[Stored items]
==*==

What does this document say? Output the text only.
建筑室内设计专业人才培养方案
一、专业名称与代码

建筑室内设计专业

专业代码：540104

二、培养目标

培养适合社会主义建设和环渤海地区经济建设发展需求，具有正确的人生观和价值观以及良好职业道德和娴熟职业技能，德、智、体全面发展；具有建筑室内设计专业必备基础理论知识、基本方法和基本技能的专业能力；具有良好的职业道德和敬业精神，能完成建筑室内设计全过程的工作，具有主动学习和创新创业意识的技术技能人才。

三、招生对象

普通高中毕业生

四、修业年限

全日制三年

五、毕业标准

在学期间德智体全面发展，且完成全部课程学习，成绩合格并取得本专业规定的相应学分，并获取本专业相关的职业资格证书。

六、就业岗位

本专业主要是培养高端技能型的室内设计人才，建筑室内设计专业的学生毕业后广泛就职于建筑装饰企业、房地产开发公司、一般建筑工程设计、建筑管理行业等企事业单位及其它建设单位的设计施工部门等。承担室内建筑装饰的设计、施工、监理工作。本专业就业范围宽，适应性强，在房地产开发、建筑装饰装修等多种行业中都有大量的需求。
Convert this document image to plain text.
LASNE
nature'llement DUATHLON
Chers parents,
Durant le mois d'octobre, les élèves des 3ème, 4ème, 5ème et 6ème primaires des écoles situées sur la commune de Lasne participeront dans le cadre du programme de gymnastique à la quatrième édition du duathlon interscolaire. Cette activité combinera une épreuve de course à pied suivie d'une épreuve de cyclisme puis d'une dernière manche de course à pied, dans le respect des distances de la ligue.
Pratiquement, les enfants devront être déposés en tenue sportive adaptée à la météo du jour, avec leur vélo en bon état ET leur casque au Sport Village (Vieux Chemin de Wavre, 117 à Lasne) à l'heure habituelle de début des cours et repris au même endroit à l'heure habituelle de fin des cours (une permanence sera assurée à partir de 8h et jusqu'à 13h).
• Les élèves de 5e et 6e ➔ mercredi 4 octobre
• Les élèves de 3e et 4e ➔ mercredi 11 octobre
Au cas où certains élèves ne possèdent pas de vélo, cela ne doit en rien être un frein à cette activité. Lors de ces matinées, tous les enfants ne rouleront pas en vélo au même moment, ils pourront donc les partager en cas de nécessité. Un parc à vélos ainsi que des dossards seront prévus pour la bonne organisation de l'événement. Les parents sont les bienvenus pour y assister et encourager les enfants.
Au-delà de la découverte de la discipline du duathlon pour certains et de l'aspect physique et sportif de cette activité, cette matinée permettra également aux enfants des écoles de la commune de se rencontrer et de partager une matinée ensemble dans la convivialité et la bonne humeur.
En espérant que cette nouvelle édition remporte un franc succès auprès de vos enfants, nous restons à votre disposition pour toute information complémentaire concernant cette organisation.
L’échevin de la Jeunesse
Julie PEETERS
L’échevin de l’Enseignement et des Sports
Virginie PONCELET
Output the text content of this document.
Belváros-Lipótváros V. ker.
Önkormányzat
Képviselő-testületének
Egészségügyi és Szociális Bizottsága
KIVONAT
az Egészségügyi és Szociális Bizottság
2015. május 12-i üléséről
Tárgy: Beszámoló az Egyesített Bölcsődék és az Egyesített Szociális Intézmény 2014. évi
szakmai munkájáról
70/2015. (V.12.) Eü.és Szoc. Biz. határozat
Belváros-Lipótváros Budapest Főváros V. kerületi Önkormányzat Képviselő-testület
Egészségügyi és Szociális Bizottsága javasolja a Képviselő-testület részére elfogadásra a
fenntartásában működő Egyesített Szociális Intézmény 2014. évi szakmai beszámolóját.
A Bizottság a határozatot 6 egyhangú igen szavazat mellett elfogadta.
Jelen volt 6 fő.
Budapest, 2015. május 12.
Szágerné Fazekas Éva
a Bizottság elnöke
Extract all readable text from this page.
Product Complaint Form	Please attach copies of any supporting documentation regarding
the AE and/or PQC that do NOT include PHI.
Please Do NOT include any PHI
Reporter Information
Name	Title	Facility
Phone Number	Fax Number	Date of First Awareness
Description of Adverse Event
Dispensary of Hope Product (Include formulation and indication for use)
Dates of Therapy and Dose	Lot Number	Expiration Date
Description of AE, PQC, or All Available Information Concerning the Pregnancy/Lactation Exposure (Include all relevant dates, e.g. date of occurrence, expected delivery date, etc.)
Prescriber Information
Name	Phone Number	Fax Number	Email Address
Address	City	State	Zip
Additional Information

==*==

_WORK TO COMPLETE:_
Where a line in the entries holds "Please", copy that line.

_TASK ANSWER:_
Product Complaint Form	Please attach copies of any supporting documentation regarding
Please Do NOT include any PHI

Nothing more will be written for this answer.